__Task prompt__:
Every line in the listing is to be echoed verbatim.

__Material for this task__:

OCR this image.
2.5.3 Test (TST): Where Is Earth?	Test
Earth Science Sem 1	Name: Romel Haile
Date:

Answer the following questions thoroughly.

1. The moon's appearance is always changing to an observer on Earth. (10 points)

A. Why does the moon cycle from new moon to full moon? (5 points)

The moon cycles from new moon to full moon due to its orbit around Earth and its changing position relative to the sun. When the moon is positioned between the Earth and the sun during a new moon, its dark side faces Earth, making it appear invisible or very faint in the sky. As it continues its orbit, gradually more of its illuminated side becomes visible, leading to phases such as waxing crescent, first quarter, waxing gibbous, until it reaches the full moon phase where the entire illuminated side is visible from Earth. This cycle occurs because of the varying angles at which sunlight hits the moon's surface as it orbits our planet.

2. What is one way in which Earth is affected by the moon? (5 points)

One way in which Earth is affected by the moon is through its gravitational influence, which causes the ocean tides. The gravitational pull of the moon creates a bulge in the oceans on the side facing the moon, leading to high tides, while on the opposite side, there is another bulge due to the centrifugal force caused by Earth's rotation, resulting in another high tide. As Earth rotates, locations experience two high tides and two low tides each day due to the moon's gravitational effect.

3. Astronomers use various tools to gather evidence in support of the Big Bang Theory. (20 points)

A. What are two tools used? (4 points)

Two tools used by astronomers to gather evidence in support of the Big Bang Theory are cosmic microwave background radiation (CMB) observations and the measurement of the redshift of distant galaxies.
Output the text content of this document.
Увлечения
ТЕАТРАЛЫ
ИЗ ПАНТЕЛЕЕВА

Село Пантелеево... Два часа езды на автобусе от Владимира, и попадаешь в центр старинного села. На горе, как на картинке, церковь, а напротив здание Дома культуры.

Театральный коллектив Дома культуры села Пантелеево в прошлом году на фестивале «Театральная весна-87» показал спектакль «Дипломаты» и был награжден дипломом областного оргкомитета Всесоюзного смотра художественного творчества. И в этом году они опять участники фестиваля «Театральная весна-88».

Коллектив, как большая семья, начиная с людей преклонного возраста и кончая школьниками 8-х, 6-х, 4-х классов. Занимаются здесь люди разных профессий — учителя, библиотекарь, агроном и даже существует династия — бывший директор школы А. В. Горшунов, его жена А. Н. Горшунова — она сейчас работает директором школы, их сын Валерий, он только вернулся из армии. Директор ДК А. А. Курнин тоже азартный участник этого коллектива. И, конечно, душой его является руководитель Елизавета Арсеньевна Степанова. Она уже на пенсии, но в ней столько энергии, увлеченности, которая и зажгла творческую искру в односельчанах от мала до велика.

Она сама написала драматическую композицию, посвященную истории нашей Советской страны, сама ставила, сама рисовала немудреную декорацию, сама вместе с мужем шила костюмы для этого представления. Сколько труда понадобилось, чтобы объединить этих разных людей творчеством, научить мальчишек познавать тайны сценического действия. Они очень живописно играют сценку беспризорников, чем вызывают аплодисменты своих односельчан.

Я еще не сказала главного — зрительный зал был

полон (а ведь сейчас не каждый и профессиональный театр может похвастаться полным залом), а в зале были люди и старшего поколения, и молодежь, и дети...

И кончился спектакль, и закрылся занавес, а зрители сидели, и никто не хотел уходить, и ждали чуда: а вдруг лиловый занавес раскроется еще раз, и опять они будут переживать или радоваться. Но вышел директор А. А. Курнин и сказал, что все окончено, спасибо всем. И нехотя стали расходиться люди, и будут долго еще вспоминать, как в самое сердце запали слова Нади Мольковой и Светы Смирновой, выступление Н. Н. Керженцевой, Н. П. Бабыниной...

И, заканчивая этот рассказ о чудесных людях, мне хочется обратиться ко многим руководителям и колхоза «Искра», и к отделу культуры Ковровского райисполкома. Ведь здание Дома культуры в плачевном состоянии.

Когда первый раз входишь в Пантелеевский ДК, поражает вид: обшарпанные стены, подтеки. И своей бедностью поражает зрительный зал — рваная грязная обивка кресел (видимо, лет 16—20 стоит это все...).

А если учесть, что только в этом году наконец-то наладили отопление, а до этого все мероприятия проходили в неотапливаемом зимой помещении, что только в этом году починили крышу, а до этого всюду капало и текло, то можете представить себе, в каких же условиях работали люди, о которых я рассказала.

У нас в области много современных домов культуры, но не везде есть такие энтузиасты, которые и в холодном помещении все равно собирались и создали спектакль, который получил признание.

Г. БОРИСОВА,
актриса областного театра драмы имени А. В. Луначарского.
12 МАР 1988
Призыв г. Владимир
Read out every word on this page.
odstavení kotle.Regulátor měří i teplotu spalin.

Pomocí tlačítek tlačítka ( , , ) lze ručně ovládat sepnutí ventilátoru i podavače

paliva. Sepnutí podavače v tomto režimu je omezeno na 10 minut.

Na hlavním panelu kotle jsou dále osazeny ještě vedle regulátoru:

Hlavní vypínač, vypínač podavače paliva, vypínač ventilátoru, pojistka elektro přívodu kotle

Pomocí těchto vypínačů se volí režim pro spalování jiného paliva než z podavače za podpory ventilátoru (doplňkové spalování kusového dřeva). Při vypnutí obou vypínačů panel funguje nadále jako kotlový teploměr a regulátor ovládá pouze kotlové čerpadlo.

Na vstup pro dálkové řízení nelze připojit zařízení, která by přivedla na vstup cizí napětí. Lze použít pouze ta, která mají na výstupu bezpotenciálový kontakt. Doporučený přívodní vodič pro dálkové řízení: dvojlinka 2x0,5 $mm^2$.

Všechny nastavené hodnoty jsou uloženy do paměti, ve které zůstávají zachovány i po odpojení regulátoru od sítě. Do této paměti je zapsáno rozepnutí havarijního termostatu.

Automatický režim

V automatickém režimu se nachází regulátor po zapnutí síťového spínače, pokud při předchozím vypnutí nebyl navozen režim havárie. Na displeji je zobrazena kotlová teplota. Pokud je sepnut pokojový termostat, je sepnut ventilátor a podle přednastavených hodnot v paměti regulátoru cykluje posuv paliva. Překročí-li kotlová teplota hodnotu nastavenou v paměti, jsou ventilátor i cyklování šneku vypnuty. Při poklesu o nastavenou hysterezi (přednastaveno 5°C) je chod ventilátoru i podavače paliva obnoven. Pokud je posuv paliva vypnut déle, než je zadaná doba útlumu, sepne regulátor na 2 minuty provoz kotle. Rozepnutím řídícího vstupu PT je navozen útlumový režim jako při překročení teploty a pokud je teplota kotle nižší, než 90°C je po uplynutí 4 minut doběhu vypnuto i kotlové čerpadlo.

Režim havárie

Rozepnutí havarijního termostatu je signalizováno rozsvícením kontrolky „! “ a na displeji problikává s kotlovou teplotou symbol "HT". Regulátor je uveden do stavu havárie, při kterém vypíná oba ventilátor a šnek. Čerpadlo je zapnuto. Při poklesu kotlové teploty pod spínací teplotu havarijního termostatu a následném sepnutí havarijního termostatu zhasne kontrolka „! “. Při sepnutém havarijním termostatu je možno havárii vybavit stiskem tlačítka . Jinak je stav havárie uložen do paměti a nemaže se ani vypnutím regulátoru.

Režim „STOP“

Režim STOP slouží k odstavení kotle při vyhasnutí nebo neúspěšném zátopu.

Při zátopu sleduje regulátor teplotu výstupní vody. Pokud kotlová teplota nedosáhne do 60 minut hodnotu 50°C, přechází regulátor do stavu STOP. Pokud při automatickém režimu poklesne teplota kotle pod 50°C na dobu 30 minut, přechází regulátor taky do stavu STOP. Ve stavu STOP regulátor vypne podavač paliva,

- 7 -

__Exercise output__:
OCR this image.
2.5.3 Test (TST): Where Is Earth?	Test
Earth Science Sem 1	Name: Romel Haile
Date:

Answer the following questions thoroughly.

1. The moon's appearance is always changing to an observer on Earth. (10 points)

A. Why does the moon cycle from new moon to full moon? (5 points)

The moon cycles from new moon to full moon due to its orbit around Earth and its changing position relative to the sun. When the moon is positioned between the Earth and the sun during a new moon, its dark side faces Earth, making it appear invisible or very faint in the sky. As it continues its orbit, gradually more of its illuminated side becomes visible, leading to phases such as waxing crescent, first quarter, waxing gibbous, until it reaches the full moon phase where the entire illuminated side is visible from Earth. This cycle occurs because of the varying angles at which sunlight hits the moon's surface as it orbits our planet.

2. What is one way in which Earth is affected by the moon? (5 points)

One way in which Earth is affected by the moon is through its gravitational influence, which causes the ocean tides. The gravitational pull of the moon creates a bulge in the oceans on the side facing the moon, leading to high tides, while on the opposite side, there is another bulge due to the centrifugal force caused by Earth's rotation, resulting in another high tide. As Earth rotates, locations experience two high tides and two low tides each day due to the moon's gravitational effect.

3. Astronomers use various tools to gather evidence in support of the Big Bang Theory. (20 points)

A. What are two tools used? (4 points)

Two tools used by astronomers to gather evidence in support of the Big Bang Theory are cosmic microwave background radiation (CMB) observations and the measurement of the redshift of distant galaxies.
Output the text content of this document.
Увлечения
ТЕАТРАЛЫ
ИЗ ПАНТЕЛЕЕВА

Село Пантелеево... Два часа езды на автобусе от Владимира, и попадаешь в центр старинного села. На горе, как на картинке, церковь, а напротив здание Дома культуры.

Театральный коллектив Дома культуры села Пантелеево в прошлом году на фестивале «Театральная весна-87» показал спектакль «Дипломаты» и был награжден дипломом областного оргкомитета Всесоюзного смотра художественного творчества. И в этом году они опять участники фестиваля «Театральная весна-88».

Коллектив, как большая семья, начиная с людей преклонного возраста и кончая школьниками 8-х, 6-х, 4-х классов. Занимаются здесь люди разных профессий — учителя, библиотекарь, агроном и даже существует династия — бывший директор школы А. В. Горшунов, его жена А. Н. Горшунова — она сейчас работает директором школы, их сын Валерий, он только вернулся из армии. Директор ДК А. А. Курнин тоже азартный участник этого коллектива. И, конечно, душой его является руководитель Елизавета Арсеньевна Степанова. Она уже на пенсии, но в ней столько энергии, увлеченности, которая и зажгла творческую искру в односельчанах от мала до велика.

Она сама написала драматическую композицию, посвященную истории нашей Советской страны, сама ставила, сама рисовала немудреную декорацию, сама вместе с мужем шила костюмы для этого представления. Сколько труда понадобилось, чтобы объединить этих разных людей творчеством, научить мальчишек познавать тайны сценического действия. Они очень живописно играют сценку беспризорников, чем вызывают аплодисменты своих односельчан.

Я еще не сказала главного — зрительный зал был

полон (а ведь сейчас не каждый и профессиональный театр может похвастаться полным залом), а в зале были люди и старшего поколения, и молодежь, и дети...

И кончился спектакль, и закрылся занавес, а зрители сидели, и никто не хотел уходить, и ждали чуда: а вдруг лиловый занавес раскроется еще раз, и опять они будут переживать или радоваться. Но вышел директор А. А. Курнин и сказал, что все окончено, спасибо всем. И нехотя стали расходиться люди, и будут долго еще вспоминать, как в самое сердце запали слова Нади Мольковой и Светы Смирновой, выступление Н. Н. Керженцевой, Н. П. Бабыниной...

И, заканчивая этот рассказ о чудесных людях, мне хочется обратиться ко многим руководителям и колхоза «Искра», и к отделу культуры Ковровского райисполкома. Ведь здание Дома культуры в плачевном состоянии.

Когда первый раз входишь в Пантелеевский ДК, поражает вид: обшарпанные стены, подтеки. И своей бедностью поражает зрительный зал — рваная грязная обивка кресел (видимо, лет 16—20 стоит это все...).

А если учесть, что только в этом году наконец-то наладили отопление, а до этого все мероприятия проходили в неотапливаемом зимой помещении, что только в этом году починили крышу, а до этого всюду капало и текло, то можете представить себе, в каких же условиях работали люди, о которых я рассказала.

У нас в области много современных домов культуры, но не везде есть такие энтузиасты, которые и в холодном помещении все равно собирались и создали спектакль, который получил признание.

Г. БОРИСОВА,
актриса областного театра драмы имени А. В. Луначарского.
12 МАР 1988
Призыв г. Владимир
Read out every word on this page.
odstavení kotle.Regulátor měří i teplotu spalin.

Pomocí tlačítek tlačítka ( , , ) lze ručně ovládat sepnutí ventilátoru i podavače

paliva. Sepnutí podavače v tomto režimu je omezeno na 10 minut.

Na hlavním panelu kotle jsou dále osazeny ještě vedle regulátoru:

Hlavní vypínač, vypínač podavače paliva, vypínač ventilátoru, pojistka elektro přívodu kotle

Pomocí těchto vypínačů se volí režim pro spalování jiného paliva než z podavače za podpory ventilátoru (doplňkové spalování kusového dřeva). Při vypnutí obou vypínačů panel funguje nadále jako kotlový teploměr a regulátor ovládá pouze kotlové čerpadlo.

Na vstup pro dálkové řízení nelze připojit zařízení, která by přivedla na vstup cizí napětí. Lze použít pouze ta, která mají na výstupu bezpotenciálový kontakt. Doporučený přívodní vodič pro dálkové řízení: dvojlinka 2x0,5 $mm^2$.

Všechny nastavené hodnoty jsou uloženy do paměti, ve které zůstávají zachovány i po odpojení regulátoru od sítě. Do této paměti je zapsáno rozepnutí havarijního termostatu.

Automatický režim

V automatickém režimu se nachází regulátor po zapnutí síťového spínače, pokud při předchozím vypnutí nebyl navozen režim havárie. Na displeji je zobrazena kotlová teplota. Pokud je sepnut pokojový termostat, je sepnut ventilátor a podle přednastavených hodnot v paměti regulátoru cykluje posuv paliva. Překročí-li kotlová teplota hodnotu nastavenou v paměti, jsou ventilátor i cyklování šneku vypnuty. Při poklesu o nastavenou hysterezi (přednastaveno 5°C) je chod ventilátoru i podavače paliva obnoven. Pokud je posuv paliva vypnut déle, než je zadaná doba útlumu, sepne regulátor na 2 minuty provoz kotle. Rozepnutím řídícího vstupu PT je navozen útlumový režim jako při překročení teploty a pokud je teplota kotle nižší, než 90°C je po uplynutí 4 minut doběhu vypnuto i kotlové čerpadlo.

Režim havárie

Rozepnutí havarijního termostatu je signalizováno rozsvícením kontrolky „! “ a na displeji problikává s kotlovou teplotou symbol "HT". Regulátor je uveden do stavu havárie, při kterém vypíná oba ventilátor a šnek. Čerpadlo je zapnuto. Při poklesu kotlové teploty pod spínací teplotu havarijního termostatu a následném sepnutí havarijního termostatu zhasne kontrolka „! “. Při sepnutém havarijním termostatu je možno havárii vybavit stiskem tlačítka . Jinak je stav havárie uložen do paměti a nemaže se ani vypnutím regulátoru.

Režim „STOP“

Režim STOP slouží k odstavení kotle při vyhasnutí nebo neúspěšném zátopu.

Při zátopu sleduje regulátor teplotu výstupní vody. Pokud kotlová teplota nedosáhne do 60 minut hodnotu 50°C, přechází regulátor do stavu STOP. Pokud při automatickém režimu poklesne teplota kotle pod 50°C na dobu 30 minut, přechází regulátor taky do stavu STOP. Ve stavu STOP regulátor vypne podavač paliva,

- 7 -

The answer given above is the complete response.